# [Rows from a dataset]
>> begin

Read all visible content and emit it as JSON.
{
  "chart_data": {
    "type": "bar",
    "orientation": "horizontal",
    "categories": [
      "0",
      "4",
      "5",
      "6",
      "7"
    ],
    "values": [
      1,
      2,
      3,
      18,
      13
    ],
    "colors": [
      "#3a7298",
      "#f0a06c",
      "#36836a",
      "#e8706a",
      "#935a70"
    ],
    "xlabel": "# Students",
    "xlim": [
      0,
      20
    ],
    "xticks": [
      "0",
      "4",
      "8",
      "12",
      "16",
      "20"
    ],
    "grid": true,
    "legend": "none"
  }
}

>> end

# [THE TASK]
Every line of the material must be returned exactly as it appears.

# [RESPONSE]
Read all visible content and emit it as JSON.
{
  "chart_data": {
    "type": "bar",
    "orientation": "horizontal",
    "categories": [
      "0",
      "4",
      "5",
      "6",
      "7"
    ],
    "values": [
      1,
      2,
      3,
      18,
      13
    ],
    "colors": [
      "#3a7298",
      "#f0a06c",
      "#36836a",
      "#e8706a",
      "#935a70"
    ],
    "xlabel": "# Students",
    "xlim": [
      0,
      20
    ],
    "xticks": [
      "0",
      "4",
      "8",
      "12",
      "16",
      "20"
    ],
    "grid": true,
    "legend": "none"
  }
}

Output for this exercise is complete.